**Task description:** Carry none of the pictures over; set down the material below exactly.

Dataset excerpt
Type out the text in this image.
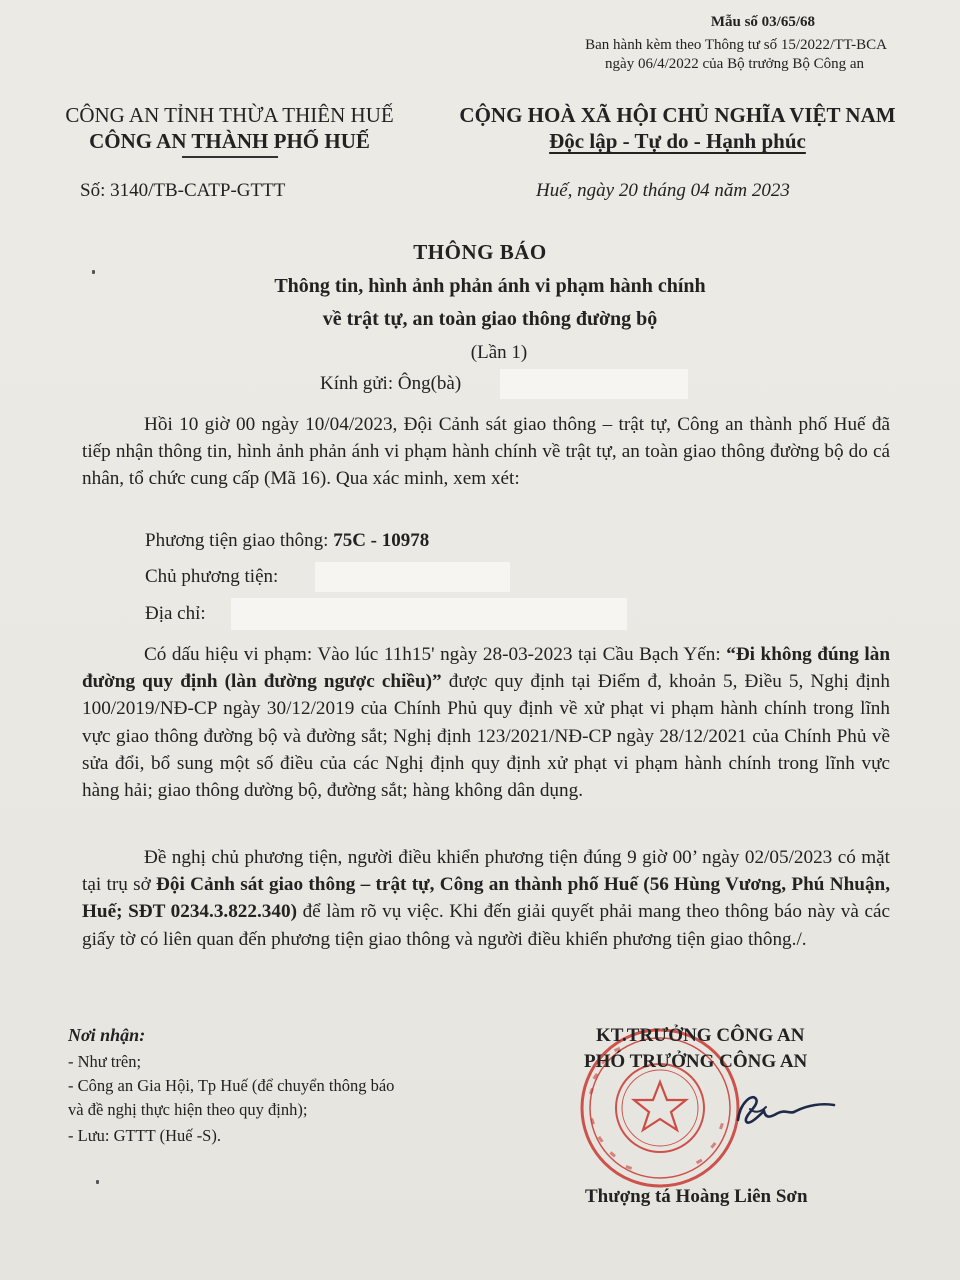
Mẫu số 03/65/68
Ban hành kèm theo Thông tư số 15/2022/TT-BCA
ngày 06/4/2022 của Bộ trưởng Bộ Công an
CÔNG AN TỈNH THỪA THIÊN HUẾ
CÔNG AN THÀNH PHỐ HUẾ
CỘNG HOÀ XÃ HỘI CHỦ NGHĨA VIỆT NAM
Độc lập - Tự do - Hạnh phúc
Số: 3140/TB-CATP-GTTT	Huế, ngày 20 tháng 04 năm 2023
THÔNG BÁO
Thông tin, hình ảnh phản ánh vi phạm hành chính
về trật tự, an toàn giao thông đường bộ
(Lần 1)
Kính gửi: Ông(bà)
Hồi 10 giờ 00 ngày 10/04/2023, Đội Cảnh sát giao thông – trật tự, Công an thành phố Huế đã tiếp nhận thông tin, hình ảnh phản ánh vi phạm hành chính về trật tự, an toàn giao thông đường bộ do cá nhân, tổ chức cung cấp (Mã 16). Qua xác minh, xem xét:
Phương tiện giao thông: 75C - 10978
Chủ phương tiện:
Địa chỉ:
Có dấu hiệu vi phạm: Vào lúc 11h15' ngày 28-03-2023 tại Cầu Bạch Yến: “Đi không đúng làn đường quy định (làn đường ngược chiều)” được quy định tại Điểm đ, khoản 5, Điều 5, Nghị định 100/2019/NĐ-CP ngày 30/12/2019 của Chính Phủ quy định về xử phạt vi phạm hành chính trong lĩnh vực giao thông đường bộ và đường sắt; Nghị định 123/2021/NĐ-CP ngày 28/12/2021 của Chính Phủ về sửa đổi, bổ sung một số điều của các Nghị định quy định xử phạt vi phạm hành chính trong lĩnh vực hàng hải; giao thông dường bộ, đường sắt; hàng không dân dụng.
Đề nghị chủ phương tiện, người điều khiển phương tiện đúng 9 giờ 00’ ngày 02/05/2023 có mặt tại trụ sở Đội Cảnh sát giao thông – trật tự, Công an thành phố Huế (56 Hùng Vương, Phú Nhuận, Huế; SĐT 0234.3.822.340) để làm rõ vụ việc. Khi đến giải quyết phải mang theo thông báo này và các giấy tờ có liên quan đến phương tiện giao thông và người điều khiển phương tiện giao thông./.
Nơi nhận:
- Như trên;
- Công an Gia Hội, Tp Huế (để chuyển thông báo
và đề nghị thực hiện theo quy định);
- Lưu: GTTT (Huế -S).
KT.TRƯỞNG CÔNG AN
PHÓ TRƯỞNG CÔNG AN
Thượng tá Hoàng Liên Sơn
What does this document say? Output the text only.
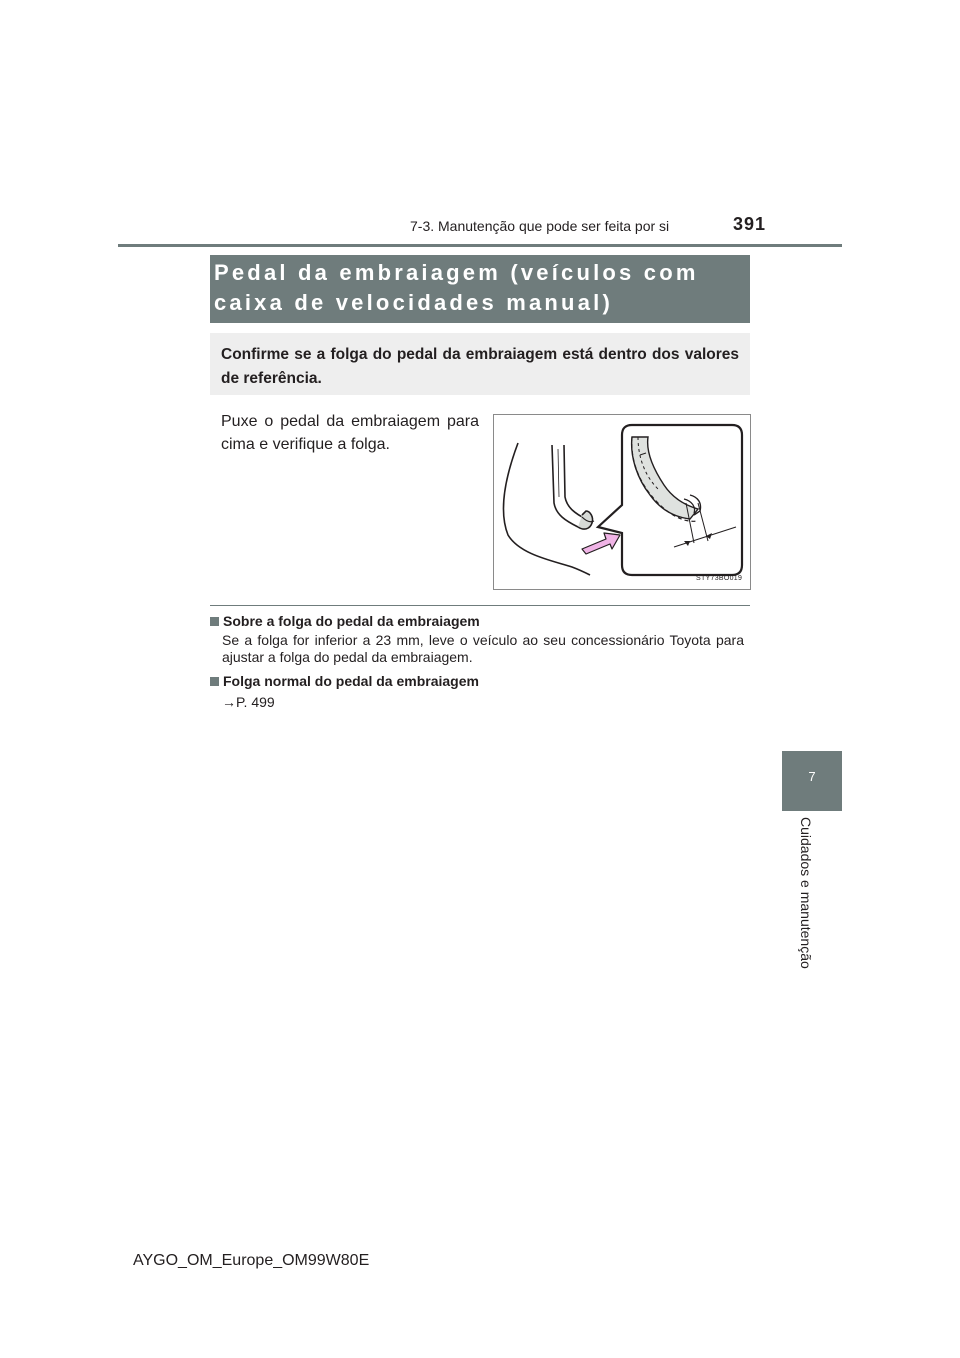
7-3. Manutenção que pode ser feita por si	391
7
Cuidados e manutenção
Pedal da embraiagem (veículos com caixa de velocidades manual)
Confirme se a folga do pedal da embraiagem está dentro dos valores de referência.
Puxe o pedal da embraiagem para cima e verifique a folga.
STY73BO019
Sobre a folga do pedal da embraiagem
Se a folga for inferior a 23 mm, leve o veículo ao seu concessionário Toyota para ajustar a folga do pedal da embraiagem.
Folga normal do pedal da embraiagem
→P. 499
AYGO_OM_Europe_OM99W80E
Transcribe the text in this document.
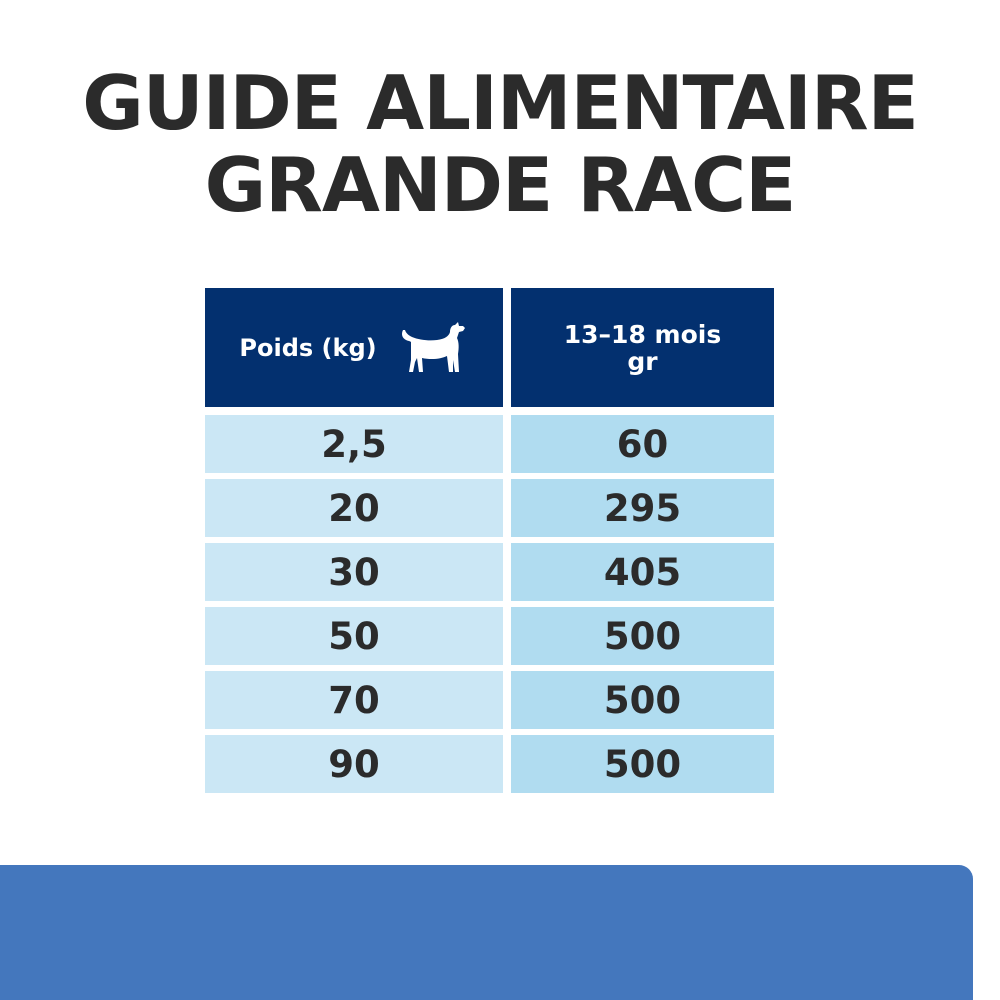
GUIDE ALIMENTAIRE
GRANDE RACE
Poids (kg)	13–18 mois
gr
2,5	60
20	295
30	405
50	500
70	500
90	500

**Answer for the task:**
Type out the text in this image.
Mẫu số 03/65/68
Ban hành kèm theo Thông tư số 15/2022/TT-BCA
ngày 06/4/2022 của Bộ trưởng Bộ Công an
CÔNG AN TỈNH THỪA THIÊN HUẾ
CÔNG AN THÀNH PHỐ HUẾ
CỘNG HOÀ XÃ HỘI CHỦ NGHĨA VIỆT NAM
Độc lập - Tự do - Hạnh phúc
Số: 3140/TB-CATP-GTTT	Huế, ngày 20 tháng 04 năm 2023
THÔNG BÁO
Thông tin, hình ảnh phản ánh vi phạm hành chính
về trật tự, an toàn giao thông đường bộ
(Lần 1)
Kính gửi: Ông(bà)
Hồi 10 giờ 00 ngày 10/04/2023, Đội Cảnh sát giao thông – trật tự, Công an thành phố Huế đã tiếp nhận thông tin, hình ảnh phản ánh vi phạm hành chính về trật tự, an toàn giao thông đường bộ do cá nhân, tổ chức cung cấp (Mã 16). Qua xác minh, xem xét:
Phương tiện giao thông: 75C - 10978
Chủ phương tiện:
Địa chỉ:
Có dấu hiệu vi phạm: Vào lúc 11h15' ngày 28-03-2023 tại Cầu Bạch Yến: “Đi không đúng làn đường quy định (làn đường ngược chiều)” được quy định tại Điểm đ, khoản 5, Điều 5, Nghị định 100/2019/NĐ-CP ngày 30/12/2019 của Chính Phủ quy định về xử phạt vi phạm hành chính trong lĩnh vực giao thông đường bộ và đường sắt; Nghị định 123/2021/NĐ-CP ngày 28/12/2021 của Chính Phủ về sửa đổi, bổ sung một số điều của các Nghị định quy định xử phạt vi phạm hành chính trong lĩnh vực hàng hải; giao thông dường bộ, đường sắt; hàng không dân dụng.
Đề nghị chủ phương tiện, người điều khiển phương tiện đúng 9 giờ 00’ ngày 02/05/2023 có mặt tại trụ sở Đội Cảnh sát giao thông – trật tự, Công an thành phố Huế (56 Hùng Vương, Phú Nhuận, Huế; SĐT 0234.3.822.340) để làm rõ vụ việc. Khi đến giải quyết phải mang theo thông báo này và các giấy tờ có liên quan đến phương tiện giao thông và người điều khiển phương tiện giao thông./.
Nơi nhận:
- Như trên;
- Công an Gia Hội, Tp Huế (để chuyển thông báo
và đề nghị thực hiện theo quy định);
- Lưu: GTTT (Huế -S).
KT.TRƯỞNG CÔNG AN
PHÓ TRƯỞNG CÔNG AN
Thượng tá Hoàng Liên Sơn
What does this document say? Output the text only.
7-3. Manutenção que pode ser feita por si	391
7
Cuidados e manutenção
Pedal da embraiagem (veículos com caixa de velocidades manual)
Confirme se a folga do pedal da embraiagem está dentro dos valores de referência.
Puxe o pedal da embraiagem para cima e verifique a folga.
STY73BO019
Sobre a folga do pedal da embraiagem
Se a folga for inferior a 23 mm, leve o veículo ao seu concessionário Toyota para ajustar a folga do pedal da embraiagem.
Folga normal do pedal da embraiagem
→P. 499
AYGO_OM_Europe_OM99W80E
Transcribe the text in this document.
GUIDE ALIMENTAIRE
GRANDE RACE
Poids (kg)	13–18 mois
gr
2,5	60
20	295
30	405
50	500
70	500
90	500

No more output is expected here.